* _TASK INSTRUCTIONS_: Reproduce all of the data below without alteration; exclude every picture.

* _ENTRIES SHOWN_:
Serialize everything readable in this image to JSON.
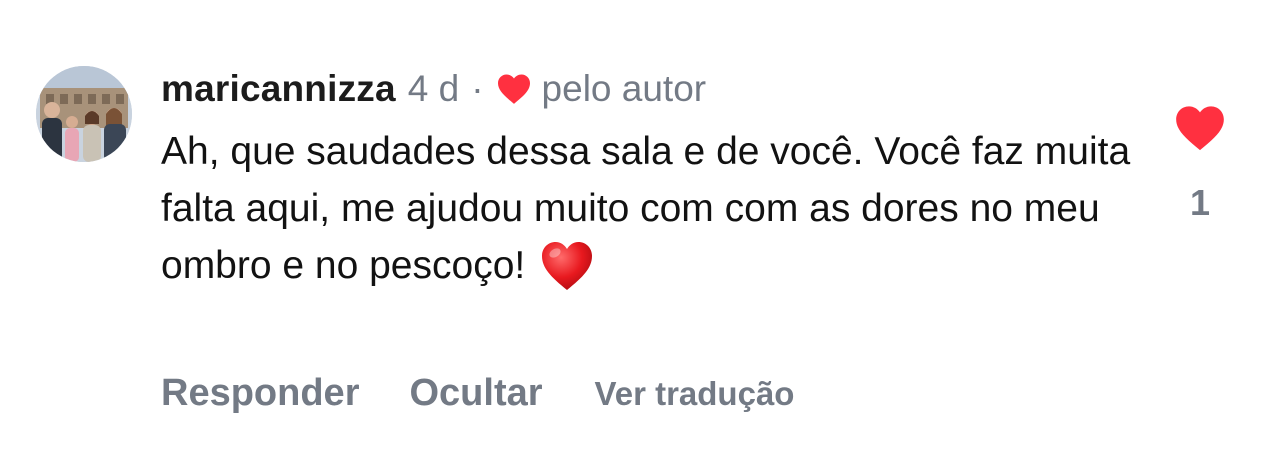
{
  "comment": {
    "username": "maricannizza",
    "time_ago": "4 d",
    "separator": "·",
    "author_label": "pelo autor",
    "text": "Ah, que saudades dessa sala e de você. Você faz muita falta aqui, me ajudou muito com com as dores no meu ombro e no pescoço!",
    "like_count": "1"
  },
  "actions": {
    "reply_label": "Responder",
    "hide_label": "Ocultar",
    "translate_label": "Ver tradução"
  },
  "icons": {
    "author_like": "heart-icon",
    "inline_emoji": "red-heart-emoji",
    "like_button": "heart-icon"
  },
  "colors": {
    "heart": "#ff3040",
    "secondary_text": "#737a85",
    "primary_text": "#121212"
  }
}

* _SOLUTION BELOW_:
Serialize everything readable in this image to JSON.
{
  "comment": {
    "username": "maricannizza",
    "time_ago": "4 d",
    "separator": "·",
    "author_label": "pelo autor",
    "text": "Ah, que saudades dessa sala e de você. Você faz muita falta aqui, me ajudou muito com com as dores no meu ombro e no pescoço!",
    "like_count": "1"
  },
  "actions": {
    "reply_label": "Responder",
    "hide_label": "Ocultar",
    "translate_label": "Ver tradução"
  },
  "icons": {
    "author_like": "heart-icon",
    "inline_emoji": "red-heart-emoji",
    "like_button": "heart-icon"
  },
  "colors": {
    "heart": "#ff3040",
    "secondary_text": "#737a85",
    "primary_text": "#121212"
  }
}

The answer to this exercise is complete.